-- start DATA LINES --

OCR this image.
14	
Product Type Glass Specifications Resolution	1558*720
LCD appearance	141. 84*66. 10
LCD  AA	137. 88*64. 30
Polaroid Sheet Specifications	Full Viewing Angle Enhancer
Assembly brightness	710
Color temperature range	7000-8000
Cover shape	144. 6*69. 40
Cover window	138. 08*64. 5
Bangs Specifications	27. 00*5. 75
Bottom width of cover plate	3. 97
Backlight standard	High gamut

-- end DATA LINES --

WORK INSTRUCTIONS: Retype the entries exactly, including every line.

RESPONSE FOR THIS EXERCISE:
OCR this image.
14	
Product Type Glass Specifications Resolution	1558*720
LCD appearance	141. 84*66. 10
LCD  AA	137. 88*64. 30
Polaroid Sheet Specifications	Full Viewing Angle Enhancer
Assembly brightness	710
Color temperature range	7000-8000
Cover shape	144. 6*69. 40
Cover window	138. 08*64. 5
Bangs Specifications	27. 00*5. 75
Bottom width of cover plate	3. 97
Backlight standard	High gamut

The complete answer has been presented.